Will you give every entry again exactly as it stands?

-- RECORDS FOR THE TASK --
━━━━

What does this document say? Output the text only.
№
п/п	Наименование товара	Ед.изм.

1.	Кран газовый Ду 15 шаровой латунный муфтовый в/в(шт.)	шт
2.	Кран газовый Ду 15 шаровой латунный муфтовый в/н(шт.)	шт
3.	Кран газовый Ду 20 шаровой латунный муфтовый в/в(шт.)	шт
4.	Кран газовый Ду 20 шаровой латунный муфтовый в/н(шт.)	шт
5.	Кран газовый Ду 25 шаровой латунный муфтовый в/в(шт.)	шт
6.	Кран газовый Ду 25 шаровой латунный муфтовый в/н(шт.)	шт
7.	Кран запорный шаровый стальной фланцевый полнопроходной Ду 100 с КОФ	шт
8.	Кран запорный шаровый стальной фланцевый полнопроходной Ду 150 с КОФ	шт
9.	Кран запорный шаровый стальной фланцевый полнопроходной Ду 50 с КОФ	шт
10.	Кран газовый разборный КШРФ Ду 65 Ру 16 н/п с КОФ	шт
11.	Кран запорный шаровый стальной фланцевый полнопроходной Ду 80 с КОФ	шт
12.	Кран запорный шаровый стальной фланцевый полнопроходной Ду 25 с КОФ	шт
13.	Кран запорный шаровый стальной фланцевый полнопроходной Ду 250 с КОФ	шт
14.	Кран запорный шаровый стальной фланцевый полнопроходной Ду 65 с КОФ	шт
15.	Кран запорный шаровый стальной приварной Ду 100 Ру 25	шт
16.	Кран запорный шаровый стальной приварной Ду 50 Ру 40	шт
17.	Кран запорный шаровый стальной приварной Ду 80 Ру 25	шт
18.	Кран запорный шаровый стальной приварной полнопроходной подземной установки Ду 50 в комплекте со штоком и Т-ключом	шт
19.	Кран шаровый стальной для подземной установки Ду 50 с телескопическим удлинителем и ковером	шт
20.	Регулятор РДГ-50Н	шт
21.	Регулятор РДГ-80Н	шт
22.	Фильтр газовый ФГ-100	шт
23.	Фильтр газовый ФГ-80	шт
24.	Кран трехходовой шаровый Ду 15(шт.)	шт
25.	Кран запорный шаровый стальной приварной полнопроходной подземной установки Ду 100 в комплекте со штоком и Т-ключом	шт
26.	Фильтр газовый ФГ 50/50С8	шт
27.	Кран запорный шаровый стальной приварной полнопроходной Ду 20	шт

━━━━

-- WRITTEN SOLUTION --
What does this document say? Output the text only.
№
п/п	Наименование товара	Ед.изм.

1.	Кран газовый Ду 15 шаровой латунный муфтовый в/в(шт.)	шт
2.	Кран газовый Ду 15 шаровой латунный муфтовый в/н(шт.)	шт
3.	Кран газовый Ду 20 шаровой латунный муфтовый в/в(шт.)	шт
4.	Кран газовый Ду 20 шаровой латунный муфтовый в/н(шт.)	шт
5.	Кран газовый Ду 25 шаровой латунный муфтовый в/в(шт.)	шт
6.	Кран газовый Ду 25 шаровой латунный муфтовый в/н(шт.)	шт
7.	Кран запорный шаровый стальной фланцевый полнопроходной Ду 100 с КОФ	шт
8.	Кран запорный шаровый стальной фланцевый полнопроходной Ду 150 с КОФ	шт
9.	Кран запорный шаровый стальной фланцевый полнопроходной Ду 50 с КОФ	шт
10.	Кран газовый разборный КШРФ Ду 65 Ру 16 н/п с КОФ	шт
11.	Кран запорный шаровый стальной фланцевый полнопроходной Ду 80 с КОФ	шт
12.	Кран запорный шаровый стальной фланцевый полнопроходной Ду 25 с КОФ	шт
13.	Кран запорный шаровый стальной фланцевый полнопроходной Ду 250 с КОФ	шт
14.	Кран запорный шаровый стальной фланцевый полнопроходной Ду 65 с КОФ	шт
15.	Кран запорный шаровый стальной приварной Ду 100 Ру 25	шт
16.	Кран запорный шаровый стальной приварной Ду 50 Ру 40	шт
17.	Кран запорный шаровый стальной приварной Ду 80 Ру 25	шт
18.	Кран запорный шаровый стальной приварной полнопроходной подземной установки Ду 50 в комплекте со штоком и Т-ключом	шт
19.	Кран шаровый стальной для подземной установки Ду 50 с телескопическим удлинителем и ковером	шт
20.	Регулятор РДГ-50Н	шт
21.	Регулятор РДГ-80Н	шт
22.	Фильтр газовый ФГ-100	шт
23.	Фильтр газовый ФГ-80	шт
24.	Кран трехходовой шаровый Ду 15(шт.)	шт
25.	Кран запорный шаровый стальной приварной полнопроходной подземной установки Ду 100 в комплекте со штоком и Т-ключом	шт
26.	Фильтр газовый ФГ 50/50С8	шт
27.	Кран запорный шаровый стальной приварной полнопроходной Ду 20	шт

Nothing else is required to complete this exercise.